§ Extracted records:

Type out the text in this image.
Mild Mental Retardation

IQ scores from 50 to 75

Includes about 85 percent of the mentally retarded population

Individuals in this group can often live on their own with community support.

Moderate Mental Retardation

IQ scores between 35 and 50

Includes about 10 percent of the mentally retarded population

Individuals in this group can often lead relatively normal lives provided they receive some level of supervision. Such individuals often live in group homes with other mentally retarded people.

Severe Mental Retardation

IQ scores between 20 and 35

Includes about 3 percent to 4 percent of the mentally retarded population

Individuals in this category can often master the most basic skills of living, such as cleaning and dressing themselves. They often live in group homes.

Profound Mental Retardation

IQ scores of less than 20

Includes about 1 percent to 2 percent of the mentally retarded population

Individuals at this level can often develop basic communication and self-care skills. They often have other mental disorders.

§ To be done:
The records above are to be copied in full, exactly as written.

§ Exercise solution:
Type out the text in this image.
Mild Mental Retardation

IQ scores from 50 to 75

Includes about 85 percent of the mentally retarded population

Individuals in this group can often live on their own with community support.

Moderate Mental Retardation

IQ scores between 35 and 50

Includes about 10 percent of the mentally retarded population

Individuals in this group can often lead relatively normal lives provided they receive some level of supervision. Such individuals often live in group homes with other mentally retarded people.

Severe Mental Retardation

IQ scores between 20 and 35

Includes about 3 percent to 4 percent of the mentally retarded population

Individuals in this category can often master the most basic skills of living, such as cleaning and dressing themselves. They often live in group homes.

Profound Mental Retardation

IQ scores of less than 20

Includes about 1 percent to 2 percent of the mentally retarded population

Individuals at this level can often develop basic communication and self-care skills. They often have other mental disorders.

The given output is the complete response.